**Exercise**. Only the lines from the one containing "Transcribe the text in this document." to the end of the listing below should be returned, exactly as written and without pictures.

+-------+

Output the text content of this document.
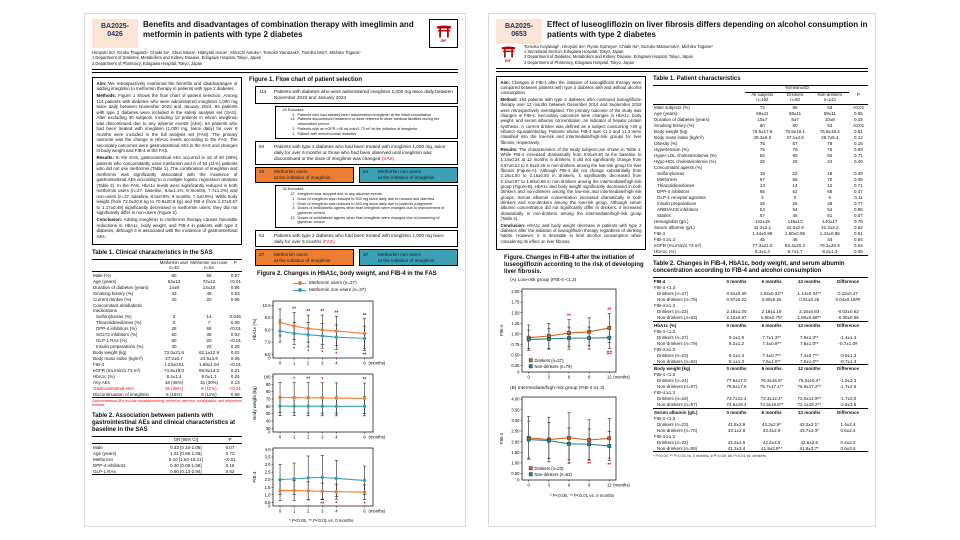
BA2025-
0426
Benefits and disadvantages of combination therapy with imeglimin and metformin in patients with type 2 diabetes
IDF
Hiroyuki Ito¹, Emiko Tsugami², Chiaki Ito¹, Shun Miura¹, Hideyuki Inoue¹, Shinichi Antoku¹, Tomoko Yamazaki¹, Toshiko Mori¹, Michiko Togane¹
1 Department of Diabetes, Metabolism and Kidney Disease, Edogawa Hospital, Tokyo, Japan
2 Department of Pharmacy, Edogawa Hospital, Tokyo, Japan

Aim: We retrospectively examined the benefits and disadvantages of adding imeglimin to metformin therapy in patients with type 2 diabetes.

Methods: Figure 1 shows the flow chart of patient selection. Among 114 patients with diabetes who were administered imeglimin 1,000 mg twice daily between November 2022 and January 2024, 94 patients with type 2 diabetes were included in the safety analysis set (SAS). After excluding 30 subjects, including 12 patients in whom imeglimin was discontinued due to any adverse events (AEs), 64 patients who had been treated with imeglimin (1,000 mg, twice daily) for over 6 months were included in the full analysis set (FAS). The primary outcome was the change in HbA1c levels according to the FAS. The secondary outcomes were gastrointestinal AEs in the SAS and changes in body weight and FIB-4 in the FAS.

Results: In the SAS, gastrointestinal AEs occurred in 15 of 40 (38%) patients who concomitantly used metformin and 6 of 54 (11%) patients who did not use metformin (Table 1). The combination of imeglimin and metformin was significantly associated with the incidence of gastrointestinal AEs according to a multiple logistic regression analysis (Table 2). In the FAS, HbA1c levels were significantly reduced in both metformin users (n=27, baseline, 8.6±1.1%; 6 months, 7.7±1.2%) and non-users (n=37, baseline, 8.0±0.9%; 6 months, 7.4±0.9%). While body weight (from 72.0±20.6 kg to 70.9±20.8 kg) and FIB-4 (from 1.27±0.67 to 1.17±0.49) significantly decreased in metformin users, they did not significantly differ in non-users (Figure 2).

Conclusion: Adding imeglimin to metformin therapy causes favorable reductions in HbA1c, body weight, and FIB-4 in patients with type 2 diabetes, although it is associated with the incidence of gastrointestinal AEs.

Table 1. Clinical characteristics in the SAS

Metformin user
n=40

Metformin non-user
n=54
	P
Male (%)	60	66	0.57
Age (years)	62±13	72±12	<0.01
Duration of diabetes (years)	14±9	14±10	0.86
Smoking history (%)	43	49	0.53
Current drinker (%)	20	20	0.96
Concomitant antidiabetic medications			
Sulfonylureas (%)	3	14	0.045
Thiazolidinediones (%)	0	7	0.09
DPP-4 inhibitors (%)	28	69	<0.01
SGLT2 inhibitors (%)	60	36	0.02
GLP-1 RAs (%)	60	20	<0.01
Insulin preparations (%)	30	20	0.28
Body weight (kg)	73.0±21.6	62.1±12.9	0.02
Body mass index (kg/m²)	27.2±6.7	24.8±3.9	0.06
FIB-4	1.23±0.61	1.89±1.04	<0.01
eGFR (mL/min/1.73 m²)	74.8±19.0	69.8±14.3	0.21
HbA1c (%)	8.4±1.4	8.0±1.1	0.24
Any AEs	18 (45%)	16 (30%)	0.13
Gastrointestinal AEs	15 (38%)	6 (11%)	<0.01
Discontinuation of imeglimin	6 (15%)	6 (11%)	0.68
Gastrointestinal AEs include nausea/vomiting, anorexia, diarrhea, constipation, and abdominal fullness.
Table 2. Association between patients with gastrointestinal AEs and clinical characteristics at baseline in the SAS
	OR [95% CI]	P
Male	0.33 [0.10-1.06]	0.07
Age (years)	1.01 [0.96-1.06]	0.73
Metformin	5.10 [1.64-19.21]	<0.01
DPP-4 inhibitors	0.30 [0.06-1.68]	0.16
GLP-1 RAs	0.60 [0.13-2.94]	0.62
Figure 1. Flow chart of patient selection
114	Patients with diabetes who were administered imeglimin 1,000 mg twice daily between November 2022 and January 2024
20 Excluded
4 Patients who had already been administered imeglimin at the initial consultation
13 Patients discontinued treatment or were referred to other medical facilities during the observation period
2 Patients with an eGFR <45 mL/min/1.73 m² at the initiation of imeglimin
1 Patient with mitochondrial diabetes
94	Patients with type 2 diabetes who had been treated with imeglimin 1,000 mg, twice daily for over 6 months or those who had been observed until imeglimin was discontinued or the dose of imeglimin was changed (SAS)
40	Metformin users
at the initiation of imeglimin
54	Metformin non-users
at the initiation of imeglimin
30 Excluded
12 Imeglimin was stopped due to any adverse events
1 Dose of imeglimin was reduced to 500 mg twice daily due to nausea and diarrhea
1 Dose of imeglimin was reduced to 500 mg twice daily due to patient's judgement
3 Doses of antidiabetic agents other than imeglimin were changed due to improvement of glycemic control
13 Doses of antidiabetic agents other than imeglimin were changed due to worsening of glycemic control
64	Patients with type 2 diabetes who had been treated with imeglimin 1,000 mg twice daily for over 6 months (FAS)
27	Metformin users
at the initiation of imeglimin
37	Metformin non-users
at the initiation of imeglimin
Figure 2. Changes in HbA1c, body weight, and FIB-4 in the FAS
Metformin users (n=27)
Metformin non-users (n=37)
6.0
7.0
8.0
9.0
10.0
0
HbA1c (%)
0	1	2	3	4	6 (months)
** ** ** **	**
* * * *	**
30
40
50
60
70
80
90
100
0
Body weight (kg)
0	1	2	3	4	6 (months)
* ** *	**
0.5
1.0
1.5
2.0
2.5
3.0
3.5
4.0
0
FIB-4
0	1	2	3	4	6 (months)
** *	*
* P<0.05, ** P<0.01 vs. 0 months
BA2025-
0653
Effect of luseogliflozin on liver fibrosis differs depending on alcohol consumption in patients with type 2 diabetes
IDF
Tomoko Koyanagi¹, Hiroyuki Ito², Ryota Someya², Chiaki Ito², Suzuko Matsumoto³, Michiko Togane²
1 Secretarial Section, Edogawa Hospital, Tokyo, Japan
2 Department of Diabetes, Metabolism and Kidney Disease, Edogawa Hospital, Tokyo, Japan
3 Department of Pharmacy, Edogawa Hospital, Tokyo, Japan

Aim: Changes in FIB-4 after the initiation of luseogliflozin therapy were compared between patients with type 2 diabetes with and without alcohol consumption.

Method: 192 patients with type 2 diabetes who continued luseogliflozin therapy over 12 months between December 2014 and September 2018 were retrospectively investigated. The primary outcome of the study was changes in FIB-4. Secondary outcomes were changes in HbA1c, body weight, and serum albumin concentration, an indicator of hepatic protein synthesis. A current drinker was defined as a subject consuming >20 g ethanol equivalents/day. Patients whose FIB-4 was <1.3 and ≥1.3 were classified into the low-risk and intermediate/high-risk groups for liver fibrosis, respectively.

Results: The characteristics of the study subjects are shown in Table 1. While FIB-4 increased dramatically from 0.91±0.30 at the baseline to 1.14±0.34 at 12 months in drinkers, it did not significantly change from 0.87±0.22 to 0.91±0.26 in non-drinkers among the low-risk group for liver fibrosis (Figure-A). Although FIB-4 did not change substantially from 2.18±1.00 to 2.16±0.93 in drinkers, it significantly decreased from 2.10±0.87 to 1.80±0.68 in non-drinkers among the intermediate/high-risk group (Figure-B). HbA1c and body weight significantly decreased in both drinkers and non-drinkers among the low-risk and intermediate/high-risk groups. Serum albumin concentration increased dramatically in both drinkers and non-drinkers among the low-risk group. Although serum albumin concentration did not significantly differ in drinkers, it increased dramatically in non-drinkers among the intermediate/high-risk group (Table 2).

Conclusion: HbA1c and body weight decrease in patients with type 2 diabetes after the initiation of luseogliflozin therapy regardless of drinking habits. However, it is desirable to limit alcohol consumption when considering its effect on liver fibrosis.

Figure. Changes in FIB-4 after the initiation of luseogliflozin according to the risk of developing liver fibrosis.
(A) Low-risk group (FIB-4 <1.3)
0.25
0.50
0.75
1.00
1.25
1.50
1.75
2.00
0
FIB-4
0	3	6	9	12 (months)
**
**
##
Drinkers (n=27)
Non-drinkers (n=79)
(B) Intermediate/high-risk group (FIB-4 ≥1.3)
0.50
1.00
1.50
2.00
2.50
3.00
3.50
4.00
0
FIB-4
0	3	6	9	12 (months)
*	**	**
Drinkers (n=23)
Non-drinkers (n=63)
* P<0.05, ** P<0.01 vs. 0 months
Table 1. Patient characteristics
	%/mean±SD			

All subjects
n=192

Drinkers
n=50

Non-drinkers
n=142
	P
Male subjects (%)	72	96	63	<0.01
Age (years)	59±11	58±11	59±11	0.55
Duration of diabetes (years)	10±7	8±7	10±8	0.15
Smoking history (%)	60	80	53	<0.01
Body weight (kg)	76.5±17.6	75.9±15.1	76.8±18.4	0.91
Body mass index (kg/m²)	28.3±5.3	27.1±4.8	28.7±5.4	0.12
Obesity (%)	75	67	78	0.16
Hypertension (%)	76	76	75	0.93
Hyper-LDL cholesterolemia (%)	82	80	82	0.71
Hypo-HDL cholesterolemia (%)	25	29	24	0.40
Concomitant agents (%)				
Sulfonylureas	19	22	18	0.49
Metformin	67	56	70	0.06
Thiazolidinediones	13	14	12	0.71
DPP-4 inhibitors	66	62	68	0.47
GLP-1 receptor agonists	4	0	5	0.11
Insulin preparations	28	26	28	0.77
ARBs/ACE inhibitors	54	54	54	0.95
Statins	57	46	61	0.07
Hemoglobin (g/L)	142±15	148±13	140±17	0.79
Serum albumin (g/L)	42.2±3.1	42.0±2.9	42.2±3.2	0.62
FIB-4	1.44±0.88	1.50±0.95	1.41±0.86	0.61
FIB-4 ≥1.3	45	46	44	0.84
eGFR (mL/min/1.73 m²)	77.3±21.0	83.4±20.3	76.1±20.9	0.04
HbA1c (%)	8.3±1.4	8.7±1.7	8.2±1.3	0.08
Table 2. Changes in FIB-4, HbA1c, body weight, and serum albumin concentration according to FIB-4 and alcohol consumption
FIB-4	0 months	6 months	12 months	Difference
FIB-4 <1.3				
Drinkers (n=27)	0.91±0.30	1.02±0.32**	1.14±0.34**	0.22±0.27
Non-drinkers (n=79)	0.87±0.22	0.90±0.26	0.91±0.26	0.04±0.18##
FIB-4 ≥1.3				
Drinkers (n=23)	2.18±1.00	2.18±1.18	2.16±0.93	-0.02±0.52
Non-drinkers (n=63)	2.10±0.87	1.90±0.75*	1.80±0.68**	-0.30±0.56
HbA1c (%)	0 months	6 months	12 months	Difference
FIB-4 <1.3				
Drinkers (n=27)	9.1±1.9	7.7±1.3**	7.6±1.3**	-1.4±1.4
Non-drinkers (n=79)	8.2±1.2	7.4±0.9**	7.5±1.0**	-0.7±1.0#
FIB-4 ≥1.3				
Drinkers (n=23)	8.2±1.3	7.4±0.7**	7.4±0.7**	-0.8±1.3
Non-drinkers (n=62)	8.1±1.3	7.6±1.0**	7.5±1.0**	-0.7±1.3
Body weight (kg)	0 months	6 months	12 months	Difference
FIB-4 <1.3				
Drinkers (n=24)	77.6±17.0	76.3±16.5*	76.0±16.4*	-1.5±3.3
Non-drinkers (n=67)	78.6±17.6	76.7±17.1**	76.9±17.2**	-1.7±2.6
FIB-4 ≥1.3				
Drinkers (n=19)	73.7±12.4	72.3±12.4*	72.0±12.9**	-1.7±3.0
Non-drinkers (n=57)	74.6±19.4	72.3±18.5**	72.1±18.2**	-2.6±3.8
Serum albumin (g/L)	0 months	6 months	12 months	Difference
FIB-4 <1.3				
Drinkers (n=23)	41.8±2.9	43.3±2.9*	43.3±3.1*	1.4±2.4
Non-drinkers (n=70)	43.1±2.8	43.4±2.9	43.7±3.3*	0.6±2.4
FIB-4 ≥1.3				
Drinkers (n=22)	42.2±2.9	42.4±3.5	42.6±2.6	0.4±2.3
Non-drinkers (n=59)	41.2±3.4	41.9±3.8**	41.8±3.7*	0.6±3.6
* P<0.05, ** P<0.01 vs. 0 months, # P<0.05, ## P<0.01 vs. drinkers
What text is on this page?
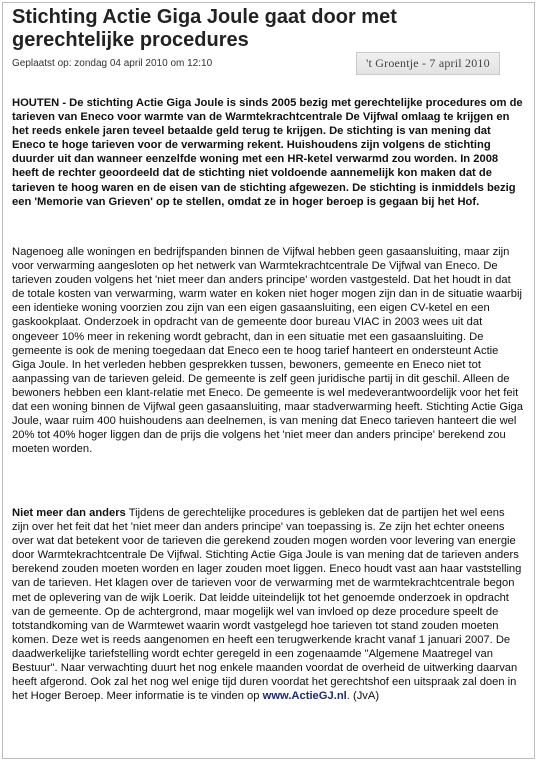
Stichting Actie Giga Joule gaat door met gerechtelijke procedures
Geplaatst op: zondag 04 april 2010 om 12:10	't Groentje - 7 april 2010

HOUTEN - De stichting Actie Giga Joule is sinds 2005 bezig met gerechtelijke procedures om de tarieven van Eneco voor warmte van de Warmtekrachtcentrale De Vijfwal omlaag te krijgen en het reeds enkele jaren teveel betaalde geld terug te krijgen. De stichting is van mening dat Eneco te hoge tarieven voor de verwarming rekent. Huishoudens zijn volgens de stichting duurder uit dan wanneer eenzelfde woning met een HR-ketel verwarmd zou worden. In 2008 heeft de rechter geoordeeld dat de stichting niet voldoende aannemelijk kon maken dat de tarieven te hoog waren en de eisen van de stichting afgewezen. De stichting is inmiddels bezig een 'Memorie van Grieven' op te stellen, omdat ze in hoger beroep is gegaan bij het Hof.

Nagenoeg alle woningen en bedrijfspanden binnen de Vijfwal hebben geen gasaansluiting, maar zijn voor verwarming aangesloten op het netwerk van Warmtekrachtcentrale De Vijfwal van Eneco. De tarieven zouden volgens het 'niet meer dan anders principe' worden vastgesteld. Dat het houdt in dat de totale kosten van verwarming, warm water en koken niet hoger mogen zijn dan in de situatie waarbij een identieke woning voorzien zou zijn van een eigen gasaansluiting, een eigen CV-ketel en een gaskookplaat. Onderzoek in opdracht van de gemeente door bureau VIAC in 2003 wees uit dat ongeveer 10% meer in rekening wordt gebracht, dan in een situatie met een gasaansluiting. De gemeente is ook de mening toegedaan dat Eneco een te hoog tarief hanteert en ondersteunt Actie Giga Joule. In het verleden hebben gesprekken tussen, bewoners, gemeente en Eneco niet tot aanpassing van de tarieven geleid. De gemeente is zelf geen juridische partij in dit geschil. Alleen de bewoners hebben een klant-relatie met Eneco. De gemeente is wel medeverantwoordelijk voor het feit dat een woning binnen de Vijfwal geen gasaansluiting, maar stadverwarming heeft. Stichting Actie Giga Joule, waar ruim 400 huishoudens aan deelnemen, is van mening dat Eneco tarieven hanteert die wel 20% tot 40% hoger liggen dan de prijs die volgens het 'niet meer dan anders principe' berekend zou moeten worden.

Niet meer dan anders Tijdens de gerechtelijke procedures is gebleken dat de partijen het wel eens zijn over het feit dat het 'niet meer dan anders principe' van toepassing is. Ze zijn het echter oneens over wat dat betekent voor de tarieven die gerekend zouden mogen worden voor levering van energie door Warmtekrachtcentrale De Vijfwal. Stichting Actie Giga Joule is van mening dat de tarieven anders berekend zouden moeten worden en lager zouden moet liggen. Eneco houdt vast aan haar vaststelling van de tarieven. Het klagen over de tarieven voor de verwarming met de warmtekrachtcentrale begon met de oplevering van de wijk Loerik. Dat leidde uiteindelijk tot het genoemde onderzoek in opdracht van de gemeente. Op de achtergrond, maar mogelijk wel van invloed op deze procedure speelt de totstandkoming van de Warmtewet waarin wordt vastgelegd hoe tarieven tot stand zouden moeten komen. Deze wet is reeds aangenomen en heeft een terugwerkende kracht vanaf 1 januari 2007. De daadwerkelijke tariefstelling wordt echter geregeld in een zogenaamde "Algemene Maatregel van Bestuur". Naar verwachting duurt het nog enkele maanden voordat de overheid de uitwerking daarvan heeft afgerond. Ook zal het nog wel enige tijd duren voordat het gerechtshof een uitspraak zal doen in het Hoger Beroep. Meer informatie is te vinden op www.ActieGJ.nl. (JvA)
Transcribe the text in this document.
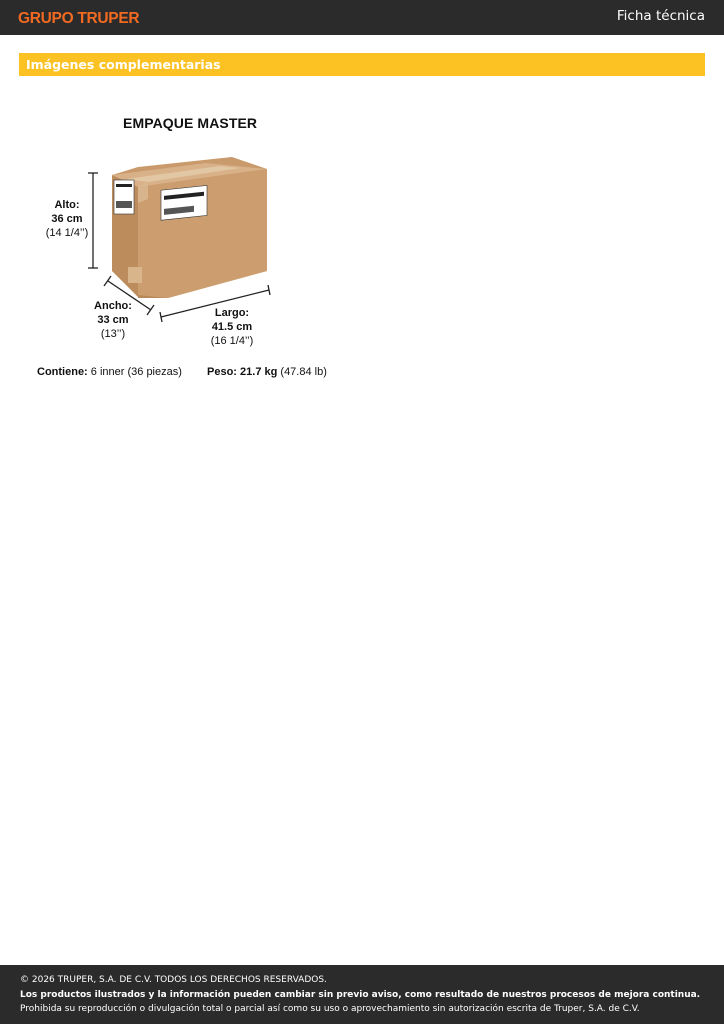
GRUPO TRUPER	Ficha técnica
Imágenes complementarias
EMPAQUE MASTER
Alto:
36 cm
(14 1/4’’)
Ancho:
33 cm
(13’’)
Largo:
41.5 cm
(16 1/4’’)
Contiene: 6 inner (36 piezas) Peso: 21.7 kg (47.84 lb)
© 2026 TRUPER, S.A. DE C.V. TODOS LOS DERECHOS RESERVADOS.
Los productos ilustrados y la información pueden cambiar sin previo aviso, como resultado de nuestros procesos de mejora continua.
Prohibida su reproducción o divulgación total o parcial así como su uso o aprovechamiento sin autorización escrita de Truper, S.A. de C.V.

+-------+

**Solution for this exercise**.
Transcribe the text in this document.
GRUPO TRUPER	Ficha técnica
Imágenes complementarias
EMPAQUE MASTER
Alto:
36 cm
(14 1/4’’)
Ancho:
33 cm
(13’’)
Largo:
41.5 cm
(16 1/4’’)
Contiene: 6 inner (36 piezas) Peso: 21.7 kg (47.84 lb)
© 2026 TRUPER, S.A. DE C.V. TODOS LOS DERECHOS RESERVADOS.
Los productos ilustrados y la información pueden cambiar sin previo aviso, como resultado de nuestros procesos de mejora continua.
Prohibida su reproducción o divulgación total o parcial así como su uso o aprovechamiento sin autorización escrita de Truper, S.A. de C.V.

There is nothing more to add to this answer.